* Begin Supplied material *

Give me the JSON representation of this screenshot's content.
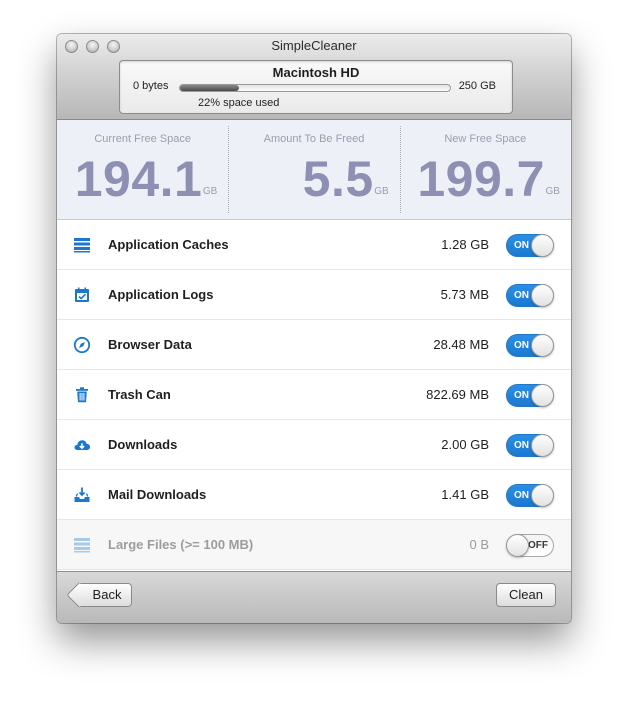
{
  "window": {
    "title": "SimpleCleaner"
  },
  "disk": {
    "name": "Macintosh HD",
    "min_label": "0 bytes",
    "max_label": "250 GB",
    "used_text": "22% space used",
    "used_fraction": 0.22
  },
  "stats": [
    {
      "label": "Current Free Space",
      "value": "194.1",
      "unit": "GB"
    },
    {
      "label": "Amount To Be Freed",
      "value": "5.5",
      "unit": "GB"
    },
    {
      "label": "New Free Space",
      "value": "199.7",
      "unit": "GB"
    }
  ],
  "items": [
    {
      "label": "Application Caches",
      "size": "1.28 GB",
      "toggle": "ON",
      "icon": "stack-icon"
    },
    {
      "label": "Application Logs",
      "size": "5.73 MB",
      "toggle": "ON",
      "icon": "calendar-check-icon"
    },
    {
      "label": "Browser Data",
      "size": "28.48 MB",
      "toggle": "ON",
      "icon": "compass-icon"
    },
    {
      "label": "Trash Can",
      "size": "822.69 MB",
      "toggle": "ON",
      "icon": "trash-icon"
    },
    {
      "label": "Downloads",
      "size": "2.00 GB",
      "toggle": "ON",
      "icon": "cloud-download-icon"
    },
    {
      "label": "Mail Downloads",
      "size": "1.41 GB",
      "toggle": "ON",
      "icon": "inbox-download-icon"
    },
    {
      "label": "Large Files (>= 100 MB)",
      "size": "0 B",
      "toggle": "OFF",
      "icon": "stack-icon"
    }
  ],
  "footer": {
    "back_label": "Back",
    "clean_label": "Clean"
  },
  "colors": {
    "accent": "#1b78d0",
    "stat_number": "#8e90b3",
    "stats_bg": "#eef0f8"
  }
}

* End Supplied material *

Count the lines in the records above that contain the word "size", and give only that number.

7